• **Task to carry out**: Output every entry exactly as written.

• **Input**:
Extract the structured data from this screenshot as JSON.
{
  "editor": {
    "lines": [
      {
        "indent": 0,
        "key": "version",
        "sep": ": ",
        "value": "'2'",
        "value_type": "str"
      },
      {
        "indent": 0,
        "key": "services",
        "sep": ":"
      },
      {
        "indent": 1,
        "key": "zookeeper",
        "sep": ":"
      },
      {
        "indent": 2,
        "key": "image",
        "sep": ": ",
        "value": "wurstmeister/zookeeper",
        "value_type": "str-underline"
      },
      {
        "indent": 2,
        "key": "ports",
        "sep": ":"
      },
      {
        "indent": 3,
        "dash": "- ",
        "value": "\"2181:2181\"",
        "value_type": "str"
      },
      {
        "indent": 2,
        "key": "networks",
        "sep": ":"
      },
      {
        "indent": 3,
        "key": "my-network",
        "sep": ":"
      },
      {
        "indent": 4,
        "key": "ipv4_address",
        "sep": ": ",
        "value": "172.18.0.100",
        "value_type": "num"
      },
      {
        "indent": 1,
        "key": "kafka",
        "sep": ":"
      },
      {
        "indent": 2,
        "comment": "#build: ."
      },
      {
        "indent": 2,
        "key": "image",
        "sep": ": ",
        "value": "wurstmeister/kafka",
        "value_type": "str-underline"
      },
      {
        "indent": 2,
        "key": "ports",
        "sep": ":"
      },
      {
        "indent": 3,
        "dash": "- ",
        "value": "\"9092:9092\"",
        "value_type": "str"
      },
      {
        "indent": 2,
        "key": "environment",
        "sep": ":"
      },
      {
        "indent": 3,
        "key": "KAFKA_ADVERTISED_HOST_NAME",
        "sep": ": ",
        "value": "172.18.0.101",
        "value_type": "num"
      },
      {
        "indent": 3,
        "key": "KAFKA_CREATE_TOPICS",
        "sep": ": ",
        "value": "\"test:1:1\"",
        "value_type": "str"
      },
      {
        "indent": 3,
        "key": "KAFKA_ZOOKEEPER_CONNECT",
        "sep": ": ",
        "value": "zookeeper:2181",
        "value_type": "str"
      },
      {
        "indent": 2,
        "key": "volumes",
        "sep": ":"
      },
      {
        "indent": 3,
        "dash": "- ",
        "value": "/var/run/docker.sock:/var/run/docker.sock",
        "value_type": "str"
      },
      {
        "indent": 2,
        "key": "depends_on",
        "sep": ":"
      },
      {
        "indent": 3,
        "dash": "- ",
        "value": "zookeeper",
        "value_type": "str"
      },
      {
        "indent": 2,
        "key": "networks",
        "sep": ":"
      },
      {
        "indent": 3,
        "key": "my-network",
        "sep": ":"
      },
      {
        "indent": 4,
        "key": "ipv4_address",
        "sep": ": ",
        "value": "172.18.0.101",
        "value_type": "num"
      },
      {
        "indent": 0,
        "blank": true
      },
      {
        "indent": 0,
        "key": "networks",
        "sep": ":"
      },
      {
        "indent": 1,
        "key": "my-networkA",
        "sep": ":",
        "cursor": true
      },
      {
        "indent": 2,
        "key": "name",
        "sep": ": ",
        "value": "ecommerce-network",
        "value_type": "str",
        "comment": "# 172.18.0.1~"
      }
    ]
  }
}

• **Exercise response**:
Extract the structured data from this screenshot as JSON.
{
  "editor": {
    "lines": [
      {
        "indent": 0,
        "key": "version",
        "sep": ": ",
        "value": "'2'",
        "value_type": "str"
      },
      {
        "indent": 0,
        "key": "services",
        "sep": ":"
      },
      {
        "indent": 1,
        "key": "zookeeper",
        "sep": ":"
      },
      {
        "indent": 2,
        "key": "image",
        "sep": ": ",
        "value": "wurstmeister/zookeeper",
        "value_type": "str-underline"
      },
      {
        "indent": 2,
        "key": "ports",
        "sep": ":"
      },
      {
        "indent": 3,
        "dash": "- ",
        "value": "\"2181:2181\"",
        "value_type": "str"
      },
      {
        "indent": 2,
        "key": "networks",
        "sep": ":"
      },
      {
        "indent": 3,
        "key": "my-network",
        "sep": ":"
      },
      {
        "indent": 4,
        "key": "ipv4_address",
        "sep": ": ",
        "value": "172.18.0.100",
        "value_type": "num"
      },
      {
        "indent": 1,
        "key": "kafka",
        "sep": ":"
      },
      {
        "indent": 2,
        "comment": "#build: ."
      },
      {
        "indent": 2,
        "key": "image",
        "sep": ": ",
        "value": "wurstmeister/kafka",
        "value_type": "str-underline"
      },
      {
        "indent": 2,
        "key": "ports",
        "sep": ":"
      },
      {
        "indent": 3,
        "dash": "- ",
        "value": "\"9092:9092\"",
        "value_type": "str"
      },
      {
        "indent": 2,
        "key": "environment",
        "sep": ":"
      },
      {
        "indent": 3,
        "key": "KAFKA_ADVERTISED_HOST_NAME",
        "sep": ": ",
        "value": "172.18.0.101",
        "value_type": "num"
      },
      {
        "indent": 3,
        "key": "KAFKA_CREATE_TOPICS",
        "sep": ": ",
        "value": "\"test:1:1\"",
        "value_type": "str"
      },
      {
        "indent": 3,
        "key": "KAFKA_ZOOKEEPER_CONNECT",
        "sep": ": ",
        "value": "zookeeper:2181",
        "value_type": "str"
      },
      {
        "indent": 2,
        "key": "volumes",
        "sep": ":"
      },
      {
        "indent": 3,
        "dash": "- ",
        "value": "/var/run/docker.sock:/var/run/docker.sock",
        "value_type": "str"
      },
      {
        "indent": 2,
        "key": "depends_on",
        "sep": ":"
      },
      {
        "indent": 3,
        "dash": "- ",
        "value": "zookeeper",
        "value_type": "str"
      },
      {
        "indent": 2,
        "key": "networks",
        "sep": ":"
      },
      {
        "indent": 3,
        "key": "my-network",
        "sep": ":"
      },
      {
        "indent": 4,
        "key": "ipv4_address",
        "sep": ": ",
        "value": "172.18.0.101",
        "value_type": "num"
      },
      {
        "indent": 0,
        "blank": true
      },
      {
        "indent": 0,
        "key": "networks",
        "sep": ":"
      },
      {
        "indent": 1,
        "key": "my-networkA",
        "sep": ":",
        "cursor": true
      },
      {
        "indent": 2,
        "key": "name",
        "sep": ": ",
        "value": "ecommerce-network",
        "value_type": "str",
        "comment": "# 172.18.0.1~"
      }
    ]
  }
}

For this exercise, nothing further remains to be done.